Set exercise: Send back all the data below, exactly as given.

Data in this exercise:
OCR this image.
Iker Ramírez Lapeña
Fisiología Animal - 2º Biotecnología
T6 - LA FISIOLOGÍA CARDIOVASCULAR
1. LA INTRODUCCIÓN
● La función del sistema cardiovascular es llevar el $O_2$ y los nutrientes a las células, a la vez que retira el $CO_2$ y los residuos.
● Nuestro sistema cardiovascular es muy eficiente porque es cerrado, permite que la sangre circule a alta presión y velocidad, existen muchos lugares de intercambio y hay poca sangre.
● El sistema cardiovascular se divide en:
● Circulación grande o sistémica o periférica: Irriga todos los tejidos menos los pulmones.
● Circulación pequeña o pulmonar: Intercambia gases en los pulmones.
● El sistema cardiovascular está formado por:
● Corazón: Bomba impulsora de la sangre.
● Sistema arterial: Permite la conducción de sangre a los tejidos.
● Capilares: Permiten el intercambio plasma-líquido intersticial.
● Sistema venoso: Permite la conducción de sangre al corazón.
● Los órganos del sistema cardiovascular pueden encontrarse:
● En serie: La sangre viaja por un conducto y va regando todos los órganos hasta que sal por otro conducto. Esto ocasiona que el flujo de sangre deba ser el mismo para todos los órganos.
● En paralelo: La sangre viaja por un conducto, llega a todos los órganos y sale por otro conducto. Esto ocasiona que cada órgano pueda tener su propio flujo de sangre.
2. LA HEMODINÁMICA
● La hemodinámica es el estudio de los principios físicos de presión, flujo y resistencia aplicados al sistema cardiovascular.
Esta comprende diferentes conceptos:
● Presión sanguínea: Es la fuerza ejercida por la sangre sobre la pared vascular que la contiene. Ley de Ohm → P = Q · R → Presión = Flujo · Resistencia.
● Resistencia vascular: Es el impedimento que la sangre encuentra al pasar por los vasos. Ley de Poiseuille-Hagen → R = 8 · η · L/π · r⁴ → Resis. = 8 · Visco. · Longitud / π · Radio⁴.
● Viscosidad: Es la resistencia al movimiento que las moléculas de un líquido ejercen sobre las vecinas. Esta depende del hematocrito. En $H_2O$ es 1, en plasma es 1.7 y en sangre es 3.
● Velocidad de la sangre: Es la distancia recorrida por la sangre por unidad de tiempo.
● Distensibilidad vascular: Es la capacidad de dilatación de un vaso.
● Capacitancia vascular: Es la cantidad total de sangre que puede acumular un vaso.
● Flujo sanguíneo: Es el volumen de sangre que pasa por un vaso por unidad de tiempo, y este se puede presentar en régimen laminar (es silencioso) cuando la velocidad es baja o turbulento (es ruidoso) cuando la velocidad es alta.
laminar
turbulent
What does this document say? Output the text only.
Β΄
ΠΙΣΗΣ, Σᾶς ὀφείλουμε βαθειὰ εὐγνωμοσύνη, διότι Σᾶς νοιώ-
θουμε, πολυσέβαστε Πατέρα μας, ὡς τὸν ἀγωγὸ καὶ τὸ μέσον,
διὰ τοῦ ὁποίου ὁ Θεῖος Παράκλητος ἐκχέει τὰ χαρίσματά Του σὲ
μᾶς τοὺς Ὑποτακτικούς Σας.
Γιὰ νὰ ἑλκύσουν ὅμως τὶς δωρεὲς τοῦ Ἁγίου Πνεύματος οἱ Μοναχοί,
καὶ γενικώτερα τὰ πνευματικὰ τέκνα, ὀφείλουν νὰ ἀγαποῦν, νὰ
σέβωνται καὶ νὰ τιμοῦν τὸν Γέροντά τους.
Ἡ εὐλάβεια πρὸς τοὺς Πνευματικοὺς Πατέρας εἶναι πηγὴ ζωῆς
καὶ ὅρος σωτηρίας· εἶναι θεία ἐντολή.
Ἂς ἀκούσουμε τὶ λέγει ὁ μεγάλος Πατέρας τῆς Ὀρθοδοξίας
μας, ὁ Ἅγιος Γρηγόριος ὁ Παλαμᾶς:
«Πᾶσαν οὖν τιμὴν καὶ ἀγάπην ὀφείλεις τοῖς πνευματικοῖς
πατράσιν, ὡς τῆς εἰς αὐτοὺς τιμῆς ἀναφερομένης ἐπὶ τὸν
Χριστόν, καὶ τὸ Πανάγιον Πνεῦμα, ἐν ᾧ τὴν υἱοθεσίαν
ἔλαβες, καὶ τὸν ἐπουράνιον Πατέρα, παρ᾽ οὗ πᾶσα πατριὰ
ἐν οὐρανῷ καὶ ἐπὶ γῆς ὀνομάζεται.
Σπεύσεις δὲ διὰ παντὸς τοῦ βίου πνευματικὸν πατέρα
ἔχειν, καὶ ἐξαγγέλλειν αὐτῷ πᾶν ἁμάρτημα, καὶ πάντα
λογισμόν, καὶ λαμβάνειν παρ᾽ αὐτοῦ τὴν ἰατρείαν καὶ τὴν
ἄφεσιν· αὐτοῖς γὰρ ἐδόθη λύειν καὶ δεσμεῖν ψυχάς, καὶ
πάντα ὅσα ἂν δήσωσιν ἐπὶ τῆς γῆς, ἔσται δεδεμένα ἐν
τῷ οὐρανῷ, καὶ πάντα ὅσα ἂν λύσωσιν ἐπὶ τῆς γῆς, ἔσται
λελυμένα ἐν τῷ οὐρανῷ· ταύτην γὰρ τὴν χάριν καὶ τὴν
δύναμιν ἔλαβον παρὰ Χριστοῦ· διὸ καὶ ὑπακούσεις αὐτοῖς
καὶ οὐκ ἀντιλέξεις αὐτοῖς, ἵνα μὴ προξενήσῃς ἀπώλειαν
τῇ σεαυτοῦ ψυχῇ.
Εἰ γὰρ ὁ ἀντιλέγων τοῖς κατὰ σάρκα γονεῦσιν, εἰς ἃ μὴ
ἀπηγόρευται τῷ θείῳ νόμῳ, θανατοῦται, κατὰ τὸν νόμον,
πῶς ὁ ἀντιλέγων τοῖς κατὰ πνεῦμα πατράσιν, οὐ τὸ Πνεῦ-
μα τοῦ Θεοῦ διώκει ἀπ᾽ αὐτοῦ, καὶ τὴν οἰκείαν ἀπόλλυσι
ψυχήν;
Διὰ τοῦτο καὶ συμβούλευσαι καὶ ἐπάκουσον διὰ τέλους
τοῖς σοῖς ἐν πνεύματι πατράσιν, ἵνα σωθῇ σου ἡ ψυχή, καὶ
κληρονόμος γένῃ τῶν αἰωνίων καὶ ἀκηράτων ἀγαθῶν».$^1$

Output below:
OCR this image.
Iker Ramírez Lapeña
Fisiología Animal - 2º Biotecnología
T6 - LA FISIOLOGÍA CARDIOVASCULAR
1. LA INTRODUCCIÓN
● La función del sistema cardiovascular es llevar el $O_2$ y los nutrientes a las células, a la vez que retira el $CO_2$ y los residuos.
● Nuestro sistema cardiovascular es muy eficiente porque es cerrado, permite que la sangre circule a alta presión y velocidad, existen muchos lugares de intercambio y hay poca sangre.
● El sistema cardiovascular se divide en:
● Circulación grande o sistémica o periférica: Irriga todos los tejidos menos los pulmones.
● Circulación pequeña o pulmonar: Intercambia gases en los pulmones.
● El sistema cardiovascular está formado por:
● Corazón: Bomba impulsora de la sangre.
● Sistema arterial: Permite la conducción de sangre a los tejidos.
● Capilares: Permiten el intercambio plasma-líquido intersticial.
● Sistema venoso: Permite la conducción de sangre al corazón.
● Los órganos del sistema cardiovascular pueden encontrarse:
● En serie: La sangre viaja por un conducto y va regando todos los órganos hasta que sal por otro conducto. Esto ocasiona que el flujo de sangre deba ser el mismo para todos los órganos.
● En paralelo: La sangre viaja por un conducto, llega a todos los órganos y sale por otro conducto. Esto ocasiona que cada órgano pueda tener su propio flujo de sangre.
2. LA HEMODINÁMICA
● La hemodinámica es el estudio de los principios físicos de presión, flujo y resistencia aplicados al sistema cardiovascular.
Esta comprende diferentes conceptos:
● Presión sanguínea: Es la fuerza ejercida por la sangre sobre la pared vascular que la contiene. Ley de Ohm → P = Q · R → Presión = Flujo · Resistencia.
● Resistencia vascular: Es el impedimento que la sangre encuentra al pasar por los vasos. Ley de Poiseuille-Hagen → R = 8 · η · L/π · r⁴ → Resis. = 8 · Visco. · Longitud / π · Radio⁴.
● Viscosidad: Es la resistencia al movimiento que las moléculas de un líquido ejercen sobre las vecinas. Esta depende del hematocrito. En $H_2O$ es 1, en plasma es 1.7 y en sangre es 3.
● Velocidad de la sangre: Es la distancia recorrida por la sangre por unidad de tiempo.
● Distensibilidad vascular: Es la capacidad de dilatación de un vaso.
● Capacitancia vascular: Es la cantidad total de sangre que puede acumular un vaso.
● Flujo sanguíneo: Es el volumen de sangre que pasa por un vaso por unidad de tiempo, y este se puede presentar en régimen laminar (es silencioso) cuando la velocidad es baja o turbulento (es ruidoso) cuando la velocidad es alta.
laminar
turbulent
What does this document say? Output the text only.
Β΄
ΠΙΣΗΣ, Σᾶς ὀφείλουμε βαθειὰ εὐγνωμοσύνη, διότι Σᾶς νοιώ-
θουμε, πολυσέβαστε Πατέρα μας, ὡς τὸν ἀγωγὸ καὶ τὸ μέσον,
διὰ τοῦ ὁποίου ὁ Θεῖος Παράκλητος ἐκχέει τὰ χαρίσματά Του σὲ
μᾶς τοὺς Ὑποτακτικούς Σας.
Γιὰ νὰ ἑλκύσουν ὅμως τὶς δωρεὲς τοῦ Ἁγίου Πνεύματος οἱ Μοναχοί,
καὶ γενικώτερα τὰ πνευματικὰ τέκνα, ὀφείλουν νὰ ἀγαποῦν, νὰ
σέβωνται καὶ νὰ τιμοῦν τὸν Γέροντά τους.
Ἡ εὐλάβεια πρὸς τοὺς Πνευματικοὺς Πατέρας εἶναι πηγὴ ζωῆς
καὶ ὅρος σωτηρίας· εἶναι θεία ἐντολή.
Ἂς ἀκούσουμε τὶ λέγει ὁ μεγάλος Πατέρας τῆς Ὀρθοδοξίας
μας, ὁ Ἅγιος Γρηγόριος ὁ Παλαμᾶς:
«Πᾶσαν οὖν τιμὴν καὶ ἀγάπην ὀφείλεις τοῖς πνευματικοῖς
πατράσιν, ὡς τῆς εἰς αὐτοὺς τιμῆς ἀναφερομένης ἐπὶ τὸν
Χριστόν, καὶ τὸ Πανάγιον Πνεῦμα, ἐν ᾧ τὴν υἱοθεσίαν
ἔλαβες, καὶ τὸν ἐπουράνιον Πατέρα, παρ᾽ οὗ πᾶσα πατριὰ
ἐν οὐρανῷ καὶ ἐπὶ γῆς ὀνομάζεται.
Σπεύσεις δὲ διὰ παντὸς τοῦ βίου πνευματικὸν πατέρα
ἔχειν, καὶ ἐξαγγέλλειν αὐτῷ πᾶν ἁμάρτημα, καὶ πάντα
λογισμόν, καὶ λαμβάνειν παρ᾽ αὐτοῦ τὴν ἰατρείαν καὶ τὴν
ἄφεσιν· αὐτοῖς γὰρ ἐδόθη λύειν καὶ δεσμεῖν ψυχάς, καὶ
πάντα ὅσα ἂν δήσωσιν ἐπὶ τῆς γῆς, ἔσται δεδεμένα ἐν
τῷ οὐρανῷ, καὶ πάντα ὅσα ἂν λύσωσιν ἐπὶ τῆς γῆς, ἔσται
λελυμένα ἐν τῷ οὐρανῷ· ταύτην γὰρ τὴν χάριν καὶ τὴν
δύναμιν ἔλαβον παρὰ Χριστοῦ· διὸ καὶ ὑπακούσεις αὐτοῖς
καὶ οὐκ ἀντιλέξεις αὐτοῖς, ἵνα μὴ προξενήσῃς ἀπώλειαν
τῇ σεαυτοῦ ψυχῇ.
Εἰ γὰρ ὁ ἀντιλέγων τοῖς κατὰ σάρκα γονεῦσιν, εἰς ἃ μὴ
ἀπηγόρευται τῷ θείῳ νόμῳ, θανατοῦται, κατὰ τὸν νόμον,
πῶς ὁ ἀντιλέγων τοῖς κατὰ πνεῦμα πατράσιν, οὐ τὸ Πνεῦ-
μα τοῦ Θεοῦ διώκει ἀπ᾽ αὐτοῦ, καὶ τὴν οἰκείαν ἀπόλλυσι
ψυχήν;
Διὰ τοῦτο καὶ συμβούλευσαι καὶ ἐπάκουσον διὰ τέλους
τοῖς σοῖς ἐν πνεύματι πατράσιν, ἵνα σωθῇ σου ἡ ψυχή, καὶ
κληρονόμος γένῃ τῶν αἰωνίων καὶ ἀκηράτων ἀγαθῶν».$^1$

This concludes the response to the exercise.